== LISTED RECORDS ==
========================

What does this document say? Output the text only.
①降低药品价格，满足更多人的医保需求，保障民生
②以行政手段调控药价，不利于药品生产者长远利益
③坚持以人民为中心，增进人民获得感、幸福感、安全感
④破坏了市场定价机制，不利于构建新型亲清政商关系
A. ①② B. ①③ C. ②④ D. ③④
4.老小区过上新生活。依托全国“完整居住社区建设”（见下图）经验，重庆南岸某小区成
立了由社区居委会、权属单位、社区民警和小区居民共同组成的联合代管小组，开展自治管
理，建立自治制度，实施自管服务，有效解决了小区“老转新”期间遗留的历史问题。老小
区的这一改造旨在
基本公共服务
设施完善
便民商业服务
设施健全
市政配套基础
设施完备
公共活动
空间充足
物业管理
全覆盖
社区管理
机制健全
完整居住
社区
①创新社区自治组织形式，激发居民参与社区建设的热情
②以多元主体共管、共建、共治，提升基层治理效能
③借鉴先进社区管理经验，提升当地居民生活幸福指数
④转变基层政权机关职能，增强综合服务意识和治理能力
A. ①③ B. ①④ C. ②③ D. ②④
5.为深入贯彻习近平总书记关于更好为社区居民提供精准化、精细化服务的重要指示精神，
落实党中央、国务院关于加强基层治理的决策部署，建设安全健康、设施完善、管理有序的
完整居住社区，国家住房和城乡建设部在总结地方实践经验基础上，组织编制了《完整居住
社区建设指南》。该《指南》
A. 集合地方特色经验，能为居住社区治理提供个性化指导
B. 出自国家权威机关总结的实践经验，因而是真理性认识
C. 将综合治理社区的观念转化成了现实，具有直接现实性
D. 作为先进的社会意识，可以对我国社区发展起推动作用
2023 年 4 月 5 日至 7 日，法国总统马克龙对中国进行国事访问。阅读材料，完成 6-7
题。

========================

Write out the whole listing exactly.

== THE RESULT ==
What does this document say? Output the text only.
①降低药品价格，满足更多人的医保需求，保障民生
②以行政手段调控药价，不利于药品生产者长远利益
③坚持以人民为中心，增进人民获得感、幸福感、安全感
④破坏了市场定价机制，不利于构建新型亲清政商关系
A. ①② B. ①③ C. ②④ D. ③④
4.老小区过上新生活。依托全国“完整居住社区建设”（见下图）经验，重庆南岸某小区成
立了由社区居委会、权属单位、社区民警和小区居民共同组成的联合代管小组，开展自治管
理，建立自治制度，实施自管服务，有效解决了小区“老转新”期间遗留的历史问题。老小
区的这一改造旨在
基本公共服务
设施完善
便民商业服务
设施健全
市政配套基础
设施完备
公共活动
空间充足
物业管理
全覆盖
社区管理
机制健全
完整居住
社区
①创新社区自治组织形式，激发居民参与社区建设的热情
②以多元主体共管、共建、共治，提升基层治理效能
③借鉴先进社区管理经验，提升当地居民生活幸福指数
④转变基层政权机关职能，增强综合服务意识和治理能力
A. ①③ B. ①④ C. ②③ D. ②④
5.为深入贯彻习近平总书记关于更好为社区居民提供精准化、精细化服务的重要指示精神，
落实党中央、国务院关于加强基层治理的决策部署，建设安全健康、设施完善、管理有序的
完整居住社区，国家住房和城乡建设部在总结地方实践经验基础上，组织编制了《完整居住
社区建设指南》。该《指南》
A. 集合地方特色经验，能为居住社区治理提供个性化指导
B. 出自国家权威机关总结的实践经验，因而是真理性认识
C. 将综合治理社区的观念转化成了现实，具有直接现实性
D. 作为先进的社会意识，可以对我国社区发展起推动作用
2023 年 4 月 5 日至 7 日，法国总统马克龙对中国进行国事访问。阅读材料，完成 6-7
题。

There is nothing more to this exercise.